• _THE EXERCISE_
Transcribe the entries below exactly; leave every image out.

• _RAW DATA_
---+---

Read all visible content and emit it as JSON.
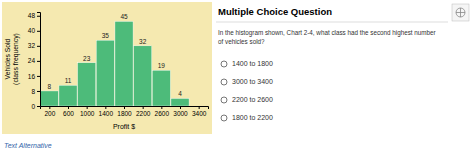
{
  "chart_data": {
    "type": "bar",
    "x": [
      200,
      600,
      1000,
      1400,
      1800,
      2200,
      2600,
      3000
    ],
    "values": [
      8,
      11,
      23,
      35,
      45,
      32,
      19,
      4
    ],
    "color": "#4dbb7a",
    "xlabel": "Profit $",
    "ylabel": "Vehicles Sold\n(class frequency)",
    "xlim": [
      0,
      3600
    ],
    "ylim": [
      0,
      50
    ],
    "xticks": [
      200,
      600,
      1000,
      1400,
      1800,
      2200,
      2600,
      3000,
      3400
    ],
    "yticks": [
      0,
      8,
      16,
      24,
      32,
      40,
      48
    ],
    "grid": false,
    "data_labels": true,
    "annotations": [
      "Multiple Choice Question",
      "In the histogram shown, Chart 2-4, what class had the second highest number\nof vehicles sold?",
      "1400 to 1800",
      "3000 to 3400",
      "2200 to 2600",
      "1800 to 2200",
      "Text Alternative"
    ]
  }
}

---+---

• _EXERCISE OUTPUT_
Read all visible content and emit it as JSON.
{
  "chart_data": {
    "type": "bar",
    "x": [
      200,
      600,
      1000,
      1400,
      1800,
      2200,
      2600,
      3000
    ],
    "values": [
      8,
      11,
      23,
      35,
      45,
      32,
      19,
      4
    ],
    "color": "#4dbb7a",
    "xlabel": "Profit $",
    "ylabel": "Vehicles Sold\n(class frequency)",
    "xlim": [
      0,
      3600
    ],
    "ylim": [
      0,
      50
    ],
    "xticks": [
      200,
      600,
      1000,
      1400,
      1800,
      2200,
      2600,
      3000,
      3400
    ],
    "yticks": [
      0,
      8,
      16,
      24,
      32,
      40,
      48
    ],
    "grid": false,
    "data_labels": true,
    "annotations": [
      "Multiple Choice Question",
      "In the histogram shown, Chart 2-4, what class had the second highest number\nof vehicles sold?",
      "1400 to 1800",
      "3000 to 3400",
      "2200 to 2600",
      "1800 to 2200",
      "Text Alternative"
    ]
  }
}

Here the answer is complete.